[Data shown]
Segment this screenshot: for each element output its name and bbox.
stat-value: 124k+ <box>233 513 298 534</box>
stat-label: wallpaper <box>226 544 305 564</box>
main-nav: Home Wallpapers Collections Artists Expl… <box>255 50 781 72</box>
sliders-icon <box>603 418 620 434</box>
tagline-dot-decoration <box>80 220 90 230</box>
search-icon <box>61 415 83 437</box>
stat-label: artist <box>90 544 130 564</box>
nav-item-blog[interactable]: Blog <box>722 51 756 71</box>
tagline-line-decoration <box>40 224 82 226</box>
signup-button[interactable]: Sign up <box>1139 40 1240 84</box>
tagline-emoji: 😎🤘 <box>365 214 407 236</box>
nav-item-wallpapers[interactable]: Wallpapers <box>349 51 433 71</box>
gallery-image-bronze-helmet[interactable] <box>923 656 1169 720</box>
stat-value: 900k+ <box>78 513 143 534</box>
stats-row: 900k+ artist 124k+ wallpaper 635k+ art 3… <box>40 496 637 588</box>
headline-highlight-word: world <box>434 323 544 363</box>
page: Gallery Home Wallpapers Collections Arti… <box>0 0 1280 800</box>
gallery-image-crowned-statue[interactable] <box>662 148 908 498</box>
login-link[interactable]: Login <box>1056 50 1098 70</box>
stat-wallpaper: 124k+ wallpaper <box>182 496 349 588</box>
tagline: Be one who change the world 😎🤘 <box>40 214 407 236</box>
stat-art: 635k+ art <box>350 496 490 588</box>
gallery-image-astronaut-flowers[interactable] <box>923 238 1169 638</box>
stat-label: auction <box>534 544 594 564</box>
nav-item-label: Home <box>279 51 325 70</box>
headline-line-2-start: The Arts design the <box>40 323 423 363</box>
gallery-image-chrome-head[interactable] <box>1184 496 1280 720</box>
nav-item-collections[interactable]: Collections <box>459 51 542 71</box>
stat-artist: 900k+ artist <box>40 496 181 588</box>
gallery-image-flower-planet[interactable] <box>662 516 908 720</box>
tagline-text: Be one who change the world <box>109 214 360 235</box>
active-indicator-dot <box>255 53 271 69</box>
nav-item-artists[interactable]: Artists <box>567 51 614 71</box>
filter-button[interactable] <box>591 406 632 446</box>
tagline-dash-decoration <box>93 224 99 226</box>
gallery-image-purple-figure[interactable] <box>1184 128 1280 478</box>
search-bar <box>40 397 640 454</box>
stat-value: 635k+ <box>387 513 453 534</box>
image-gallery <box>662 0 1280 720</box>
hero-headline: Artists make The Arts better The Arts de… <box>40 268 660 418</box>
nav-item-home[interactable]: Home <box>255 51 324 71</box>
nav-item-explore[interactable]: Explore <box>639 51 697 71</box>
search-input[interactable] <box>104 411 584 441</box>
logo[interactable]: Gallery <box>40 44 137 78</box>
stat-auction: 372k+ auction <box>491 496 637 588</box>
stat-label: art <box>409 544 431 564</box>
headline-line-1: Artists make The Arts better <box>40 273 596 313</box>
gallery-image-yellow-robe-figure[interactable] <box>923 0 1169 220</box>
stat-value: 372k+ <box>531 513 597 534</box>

--

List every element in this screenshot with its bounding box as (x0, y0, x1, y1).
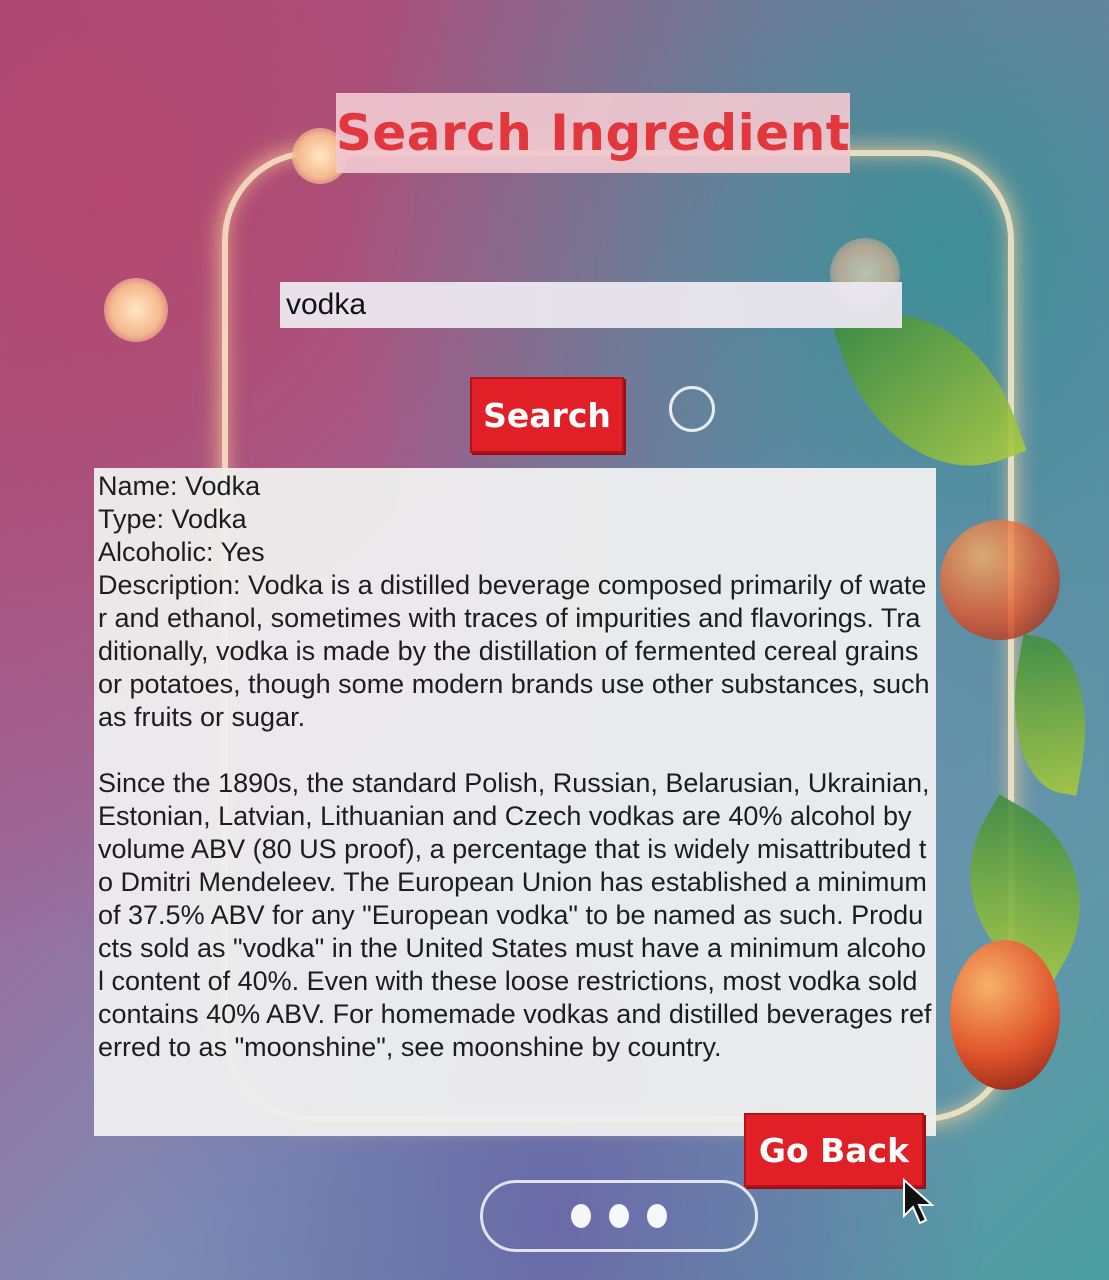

--

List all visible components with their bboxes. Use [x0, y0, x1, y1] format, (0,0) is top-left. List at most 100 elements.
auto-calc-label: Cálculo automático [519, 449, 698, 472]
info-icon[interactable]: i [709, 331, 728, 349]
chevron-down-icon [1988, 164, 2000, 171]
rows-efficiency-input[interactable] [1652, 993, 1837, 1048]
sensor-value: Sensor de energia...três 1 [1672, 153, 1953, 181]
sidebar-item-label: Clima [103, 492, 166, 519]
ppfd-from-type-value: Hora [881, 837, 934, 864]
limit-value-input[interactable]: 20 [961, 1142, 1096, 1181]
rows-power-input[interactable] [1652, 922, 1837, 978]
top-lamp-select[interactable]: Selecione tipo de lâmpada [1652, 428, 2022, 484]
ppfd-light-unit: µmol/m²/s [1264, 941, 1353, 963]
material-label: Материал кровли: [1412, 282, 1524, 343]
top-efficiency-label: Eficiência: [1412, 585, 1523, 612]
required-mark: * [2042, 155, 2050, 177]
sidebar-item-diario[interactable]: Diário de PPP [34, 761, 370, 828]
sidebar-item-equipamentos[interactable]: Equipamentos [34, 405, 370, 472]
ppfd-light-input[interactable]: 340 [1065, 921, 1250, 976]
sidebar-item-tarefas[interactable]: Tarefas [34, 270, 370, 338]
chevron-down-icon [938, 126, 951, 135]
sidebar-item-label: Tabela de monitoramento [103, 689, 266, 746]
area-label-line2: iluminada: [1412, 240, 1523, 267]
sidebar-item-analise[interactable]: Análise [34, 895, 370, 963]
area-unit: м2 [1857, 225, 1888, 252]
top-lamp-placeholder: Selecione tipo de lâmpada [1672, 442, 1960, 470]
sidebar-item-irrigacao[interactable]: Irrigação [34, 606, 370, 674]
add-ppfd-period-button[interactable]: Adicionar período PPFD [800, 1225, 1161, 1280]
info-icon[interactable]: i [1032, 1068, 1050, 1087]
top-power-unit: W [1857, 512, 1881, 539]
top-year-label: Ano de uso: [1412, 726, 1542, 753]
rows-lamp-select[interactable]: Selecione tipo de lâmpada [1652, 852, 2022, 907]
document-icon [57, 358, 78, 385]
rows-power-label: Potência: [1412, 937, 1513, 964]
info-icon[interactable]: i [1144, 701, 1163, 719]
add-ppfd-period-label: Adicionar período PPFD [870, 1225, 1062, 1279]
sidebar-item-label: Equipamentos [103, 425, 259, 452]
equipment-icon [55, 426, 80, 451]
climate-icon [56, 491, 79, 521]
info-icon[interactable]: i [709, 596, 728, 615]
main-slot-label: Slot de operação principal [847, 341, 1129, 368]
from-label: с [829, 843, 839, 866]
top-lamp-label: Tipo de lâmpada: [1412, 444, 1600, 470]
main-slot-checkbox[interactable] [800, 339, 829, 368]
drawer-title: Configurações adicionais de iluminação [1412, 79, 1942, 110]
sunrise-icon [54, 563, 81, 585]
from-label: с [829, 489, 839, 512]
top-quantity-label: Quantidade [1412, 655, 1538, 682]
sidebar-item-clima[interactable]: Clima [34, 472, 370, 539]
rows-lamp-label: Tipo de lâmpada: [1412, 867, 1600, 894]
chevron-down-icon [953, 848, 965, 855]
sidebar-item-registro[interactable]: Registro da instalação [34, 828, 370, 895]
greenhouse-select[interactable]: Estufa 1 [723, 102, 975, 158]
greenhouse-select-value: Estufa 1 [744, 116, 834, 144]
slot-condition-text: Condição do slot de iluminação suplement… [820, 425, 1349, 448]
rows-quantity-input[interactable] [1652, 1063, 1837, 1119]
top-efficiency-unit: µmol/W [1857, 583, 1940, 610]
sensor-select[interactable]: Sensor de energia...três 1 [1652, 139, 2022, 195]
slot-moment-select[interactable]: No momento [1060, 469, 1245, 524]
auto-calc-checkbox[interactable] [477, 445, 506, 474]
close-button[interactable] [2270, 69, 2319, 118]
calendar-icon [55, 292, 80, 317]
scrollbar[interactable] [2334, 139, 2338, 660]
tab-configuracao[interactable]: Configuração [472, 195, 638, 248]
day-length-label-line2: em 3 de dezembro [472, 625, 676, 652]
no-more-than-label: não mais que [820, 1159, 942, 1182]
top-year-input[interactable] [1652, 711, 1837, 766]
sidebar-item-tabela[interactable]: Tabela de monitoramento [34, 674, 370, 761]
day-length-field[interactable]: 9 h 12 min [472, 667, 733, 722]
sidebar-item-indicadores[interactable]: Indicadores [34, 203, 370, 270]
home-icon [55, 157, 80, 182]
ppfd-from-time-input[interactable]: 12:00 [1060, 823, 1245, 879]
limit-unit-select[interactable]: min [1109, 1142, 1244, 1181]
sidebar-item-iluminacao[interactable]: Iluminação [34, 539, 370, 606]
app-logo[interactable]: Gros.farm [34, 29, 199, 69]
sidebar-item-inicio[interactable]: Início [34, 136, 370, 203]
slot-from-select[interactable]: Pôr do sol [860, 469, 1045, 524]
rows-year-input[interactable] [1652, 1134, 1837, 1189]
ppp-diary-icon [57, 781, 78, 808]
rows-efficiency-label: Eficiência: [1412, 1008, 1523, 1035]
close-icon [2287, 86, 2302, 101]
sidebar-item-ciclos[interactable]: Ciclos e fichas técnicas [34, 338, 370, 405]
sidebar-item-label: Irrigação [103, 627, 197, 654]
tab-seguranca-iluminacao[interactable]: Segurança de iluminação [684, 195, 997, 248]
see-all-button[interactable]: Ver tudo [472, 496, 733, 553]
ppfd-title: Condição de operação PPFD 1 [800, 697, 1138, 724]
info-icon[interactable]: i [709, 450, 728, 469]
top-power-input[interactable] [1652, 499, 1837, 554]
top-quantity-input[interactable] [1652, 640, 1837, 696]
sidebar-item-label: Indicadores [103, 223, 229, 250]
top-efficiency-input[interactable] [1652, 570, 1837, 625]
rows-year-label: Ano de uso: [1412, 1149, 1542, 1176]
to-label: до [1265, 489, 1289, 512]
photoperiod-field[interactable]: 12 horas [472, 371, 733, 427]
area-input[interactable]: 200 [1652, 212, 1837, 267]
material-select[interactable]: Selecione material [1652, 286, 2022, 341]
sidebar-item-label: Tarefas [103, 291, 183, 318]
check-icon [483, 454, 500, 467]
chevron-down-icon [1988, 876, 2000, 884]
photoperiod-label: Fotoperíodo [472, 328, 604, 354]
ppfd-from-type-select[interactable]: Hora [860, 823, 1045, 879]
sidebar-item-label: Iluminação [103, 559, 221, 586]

[Objective] How many lines in the three blocks above contain the string "this"? Reply with the number only.

[Task solution] 2